▶ **Listed entries**:
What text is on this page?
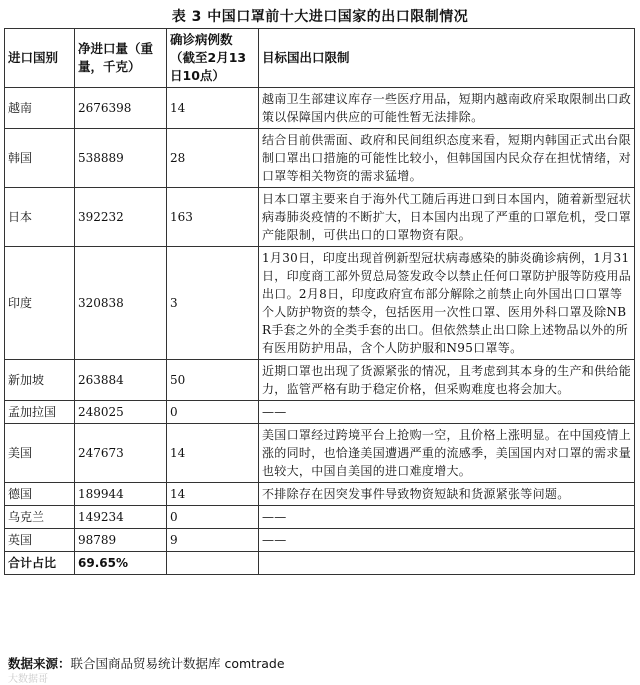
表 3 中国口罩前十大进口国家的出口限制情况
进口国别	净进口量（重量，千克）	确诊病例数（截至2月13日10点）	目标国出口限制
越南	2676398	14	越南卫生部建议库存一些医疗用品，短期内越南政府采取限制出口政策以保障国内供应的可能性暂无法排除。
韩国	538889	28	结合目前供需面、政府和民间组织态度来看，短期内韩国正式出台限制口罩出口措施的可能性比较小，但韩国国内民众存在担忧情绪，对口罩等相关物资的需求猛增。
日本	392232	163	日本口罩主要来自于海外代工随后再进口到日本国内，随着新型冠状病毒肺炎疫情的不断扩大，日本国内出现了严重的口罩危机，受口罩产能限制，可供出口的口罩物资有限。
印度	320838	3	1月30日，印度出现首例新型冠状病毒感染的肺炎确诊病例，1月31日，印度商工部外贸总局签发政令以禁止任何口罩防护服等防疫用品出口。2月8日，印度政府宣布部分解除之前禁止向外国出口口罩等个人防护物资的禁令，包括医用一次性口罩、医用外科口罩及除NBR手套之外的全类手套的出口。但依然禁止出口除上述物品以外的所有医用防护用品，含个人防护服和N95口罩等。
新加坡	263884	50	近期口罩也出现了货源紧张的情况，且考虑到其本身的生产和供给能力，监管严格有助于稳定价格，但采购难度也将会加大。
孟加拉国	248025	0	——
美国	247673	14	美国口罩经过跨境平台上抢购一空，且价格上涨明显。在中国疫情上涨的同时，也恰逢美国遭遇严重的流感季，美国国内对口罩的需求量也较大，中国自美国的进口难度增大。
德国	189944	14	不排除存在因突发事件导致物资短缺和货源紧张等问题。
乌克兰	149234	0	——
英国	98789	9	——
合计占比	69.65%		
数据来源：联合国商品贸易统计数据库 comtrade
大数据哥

--

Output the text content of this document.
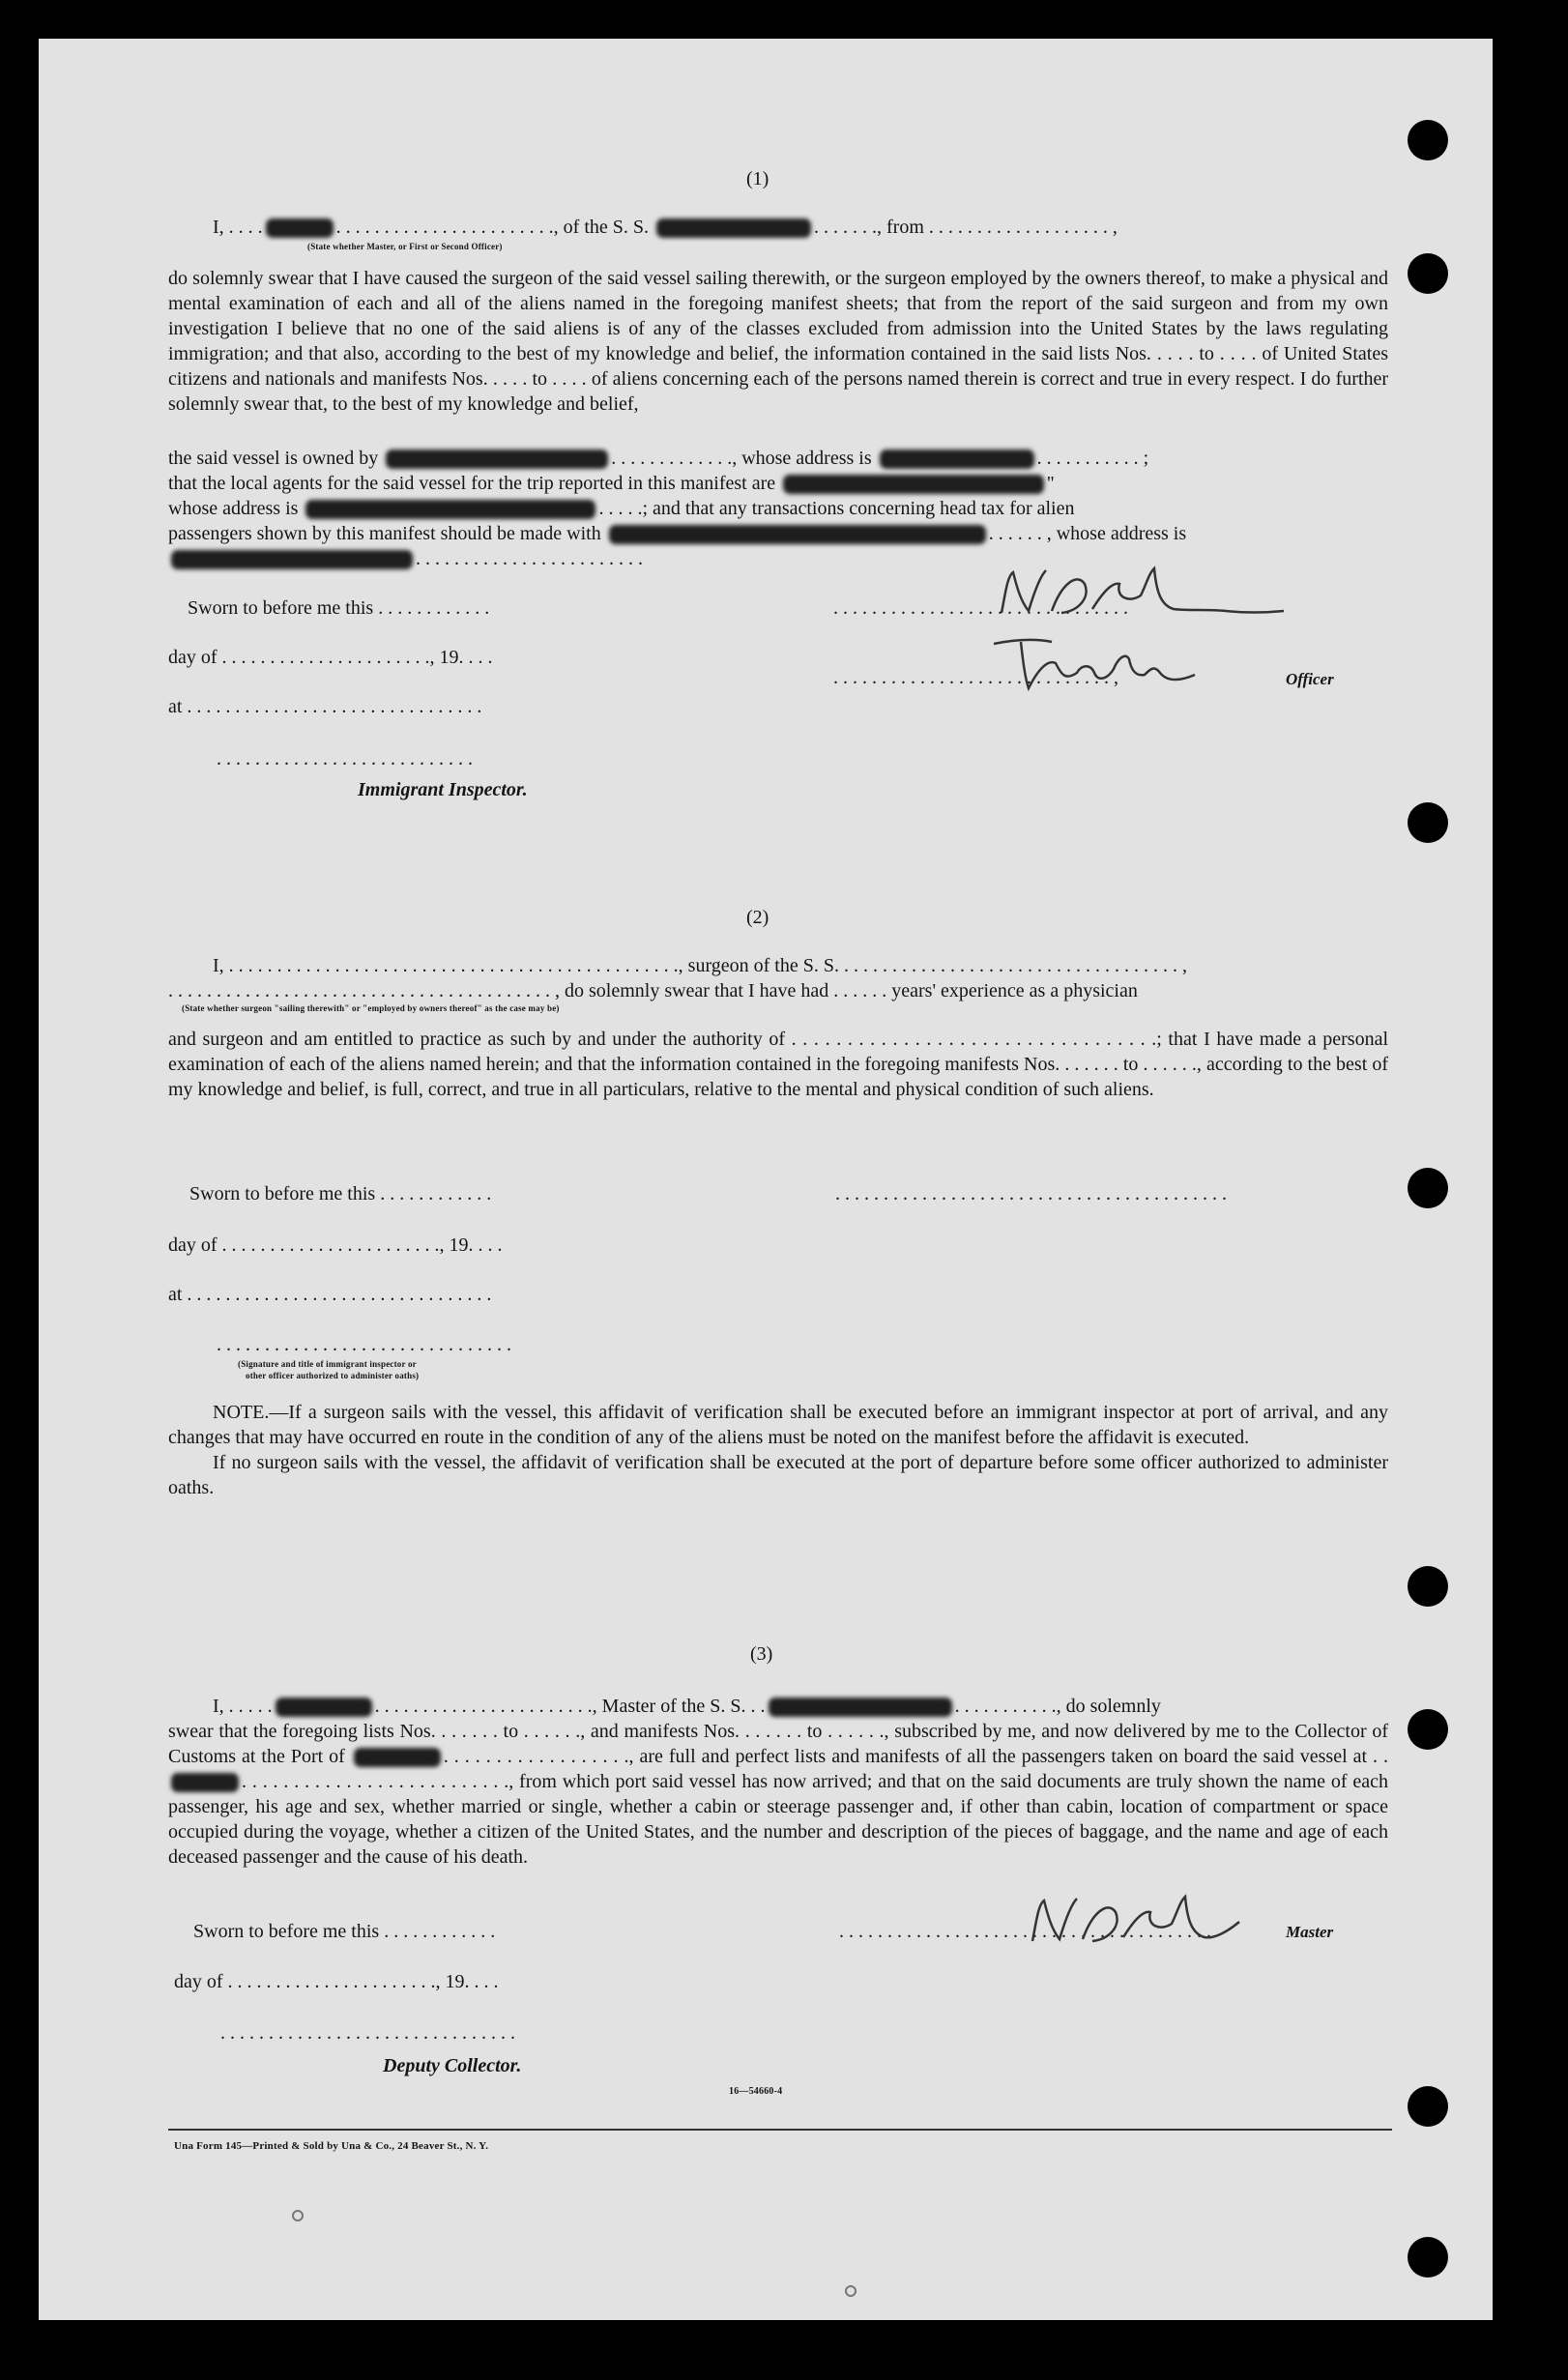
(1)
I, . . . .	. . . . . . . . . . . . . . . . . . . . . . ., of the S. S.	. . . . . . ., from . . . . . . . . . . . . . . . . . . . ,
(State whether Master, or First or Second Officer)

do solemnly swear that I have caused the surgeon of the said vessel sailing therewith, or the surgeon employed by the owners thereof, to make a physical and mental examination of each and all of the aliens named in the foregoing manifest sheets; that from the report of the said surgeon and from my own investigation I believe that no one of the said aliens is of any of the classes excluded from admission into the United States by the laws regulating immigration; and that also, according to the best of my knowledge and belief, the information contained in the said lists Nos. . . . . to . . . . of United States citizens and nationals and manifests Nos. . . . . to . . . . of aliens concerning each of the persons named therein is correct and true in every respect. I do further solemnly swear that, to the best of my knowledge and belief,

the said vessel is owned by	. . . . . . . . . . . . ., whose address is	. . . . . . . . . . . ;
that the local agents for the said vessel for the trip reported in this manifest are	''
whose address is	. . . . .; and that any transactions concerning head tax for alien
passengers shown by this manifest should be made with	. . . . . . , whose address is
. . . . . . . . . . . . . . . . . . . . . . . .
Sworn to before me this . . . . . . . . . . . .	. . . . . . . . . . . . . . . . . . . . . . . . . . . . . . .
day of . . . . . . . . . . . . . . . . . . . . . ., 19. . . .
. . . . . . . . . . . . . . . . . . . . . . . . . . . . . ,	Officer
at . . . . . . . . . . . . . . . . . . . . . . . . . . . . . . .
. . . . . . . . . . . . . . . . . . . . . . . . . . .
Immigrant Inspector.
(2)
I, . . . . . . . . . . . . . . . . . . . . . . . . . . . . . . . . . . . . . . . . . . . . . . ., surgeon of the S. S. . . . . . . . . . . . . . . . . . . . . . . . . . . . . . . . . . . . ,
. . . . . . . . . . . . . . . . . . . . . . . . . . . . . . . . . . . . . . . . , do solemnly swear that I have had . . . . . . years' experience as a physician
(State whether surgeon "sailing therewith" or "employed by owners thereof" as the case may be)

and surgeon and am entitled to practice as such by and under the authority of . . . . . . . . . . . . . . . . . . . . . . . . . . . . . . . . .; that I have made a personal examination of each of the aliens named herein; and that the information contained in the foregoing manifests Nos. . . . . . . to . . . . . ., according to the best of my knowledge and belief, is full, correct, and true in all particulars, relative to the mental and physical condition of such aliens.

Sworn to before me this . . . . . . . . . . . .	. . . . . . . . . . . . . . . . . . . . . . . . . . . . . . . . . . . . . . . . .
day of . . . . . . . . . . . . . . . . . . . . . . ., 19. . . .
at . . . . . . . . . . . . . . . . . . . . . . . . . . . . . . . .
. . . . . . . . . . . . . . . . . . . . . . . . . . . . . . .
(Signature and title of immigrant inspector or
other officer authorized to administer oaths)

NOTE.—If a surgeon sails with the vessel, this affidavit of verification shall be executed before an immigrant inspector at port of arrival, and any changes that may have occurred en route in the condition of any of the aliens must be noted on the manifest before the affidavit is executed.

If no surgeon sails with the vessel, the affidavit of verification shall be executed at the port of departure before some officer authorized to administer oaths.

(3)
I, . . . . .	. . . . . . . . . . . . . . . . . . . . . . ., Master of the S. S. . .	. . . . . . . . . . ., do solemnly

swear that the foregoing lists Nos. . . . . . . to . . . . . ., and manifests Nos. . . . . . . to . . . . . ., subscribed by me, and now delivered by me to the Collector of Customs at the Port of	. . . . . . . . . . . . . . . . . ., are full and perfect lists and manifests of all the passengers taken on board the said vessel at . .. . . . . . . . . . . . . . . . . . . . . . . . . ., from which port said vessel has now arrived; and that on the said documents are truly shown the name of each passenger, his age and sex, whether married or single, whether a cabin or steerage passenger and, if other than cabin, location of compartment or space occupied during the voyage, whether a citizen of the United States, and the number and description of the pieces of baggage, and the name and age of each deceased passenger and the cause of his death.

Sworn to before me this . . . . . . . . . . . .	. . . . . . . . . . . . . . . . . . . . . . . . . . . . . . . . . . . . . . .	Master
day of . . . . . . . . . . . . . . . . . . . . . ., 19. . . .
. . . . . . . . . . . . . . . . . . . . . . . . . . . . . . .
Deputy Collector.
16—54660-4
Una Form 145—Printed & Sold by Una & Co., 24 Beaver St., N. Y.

▶ **Task objective**:
Search the entries for "Sworn" and copy out each line that has it.

▶ **Answer to the problem**:
Sworn to before me this . . . . . . . . . . . .	. . . . . . . . . . . . . . . . . . . . . . . . . . . . . . .
Sworn to before me this . . . . . . . . . . . .	. . . . . . . . . . . . . . . . . . . . . . . . . . . . . . . . . . . . . . . . .
Sworn to before me this . . . . . . . . . . . .	. . . . . . . . . . . . . . . . . . . . . . . . . . . . . . . . . . . . . . .	Master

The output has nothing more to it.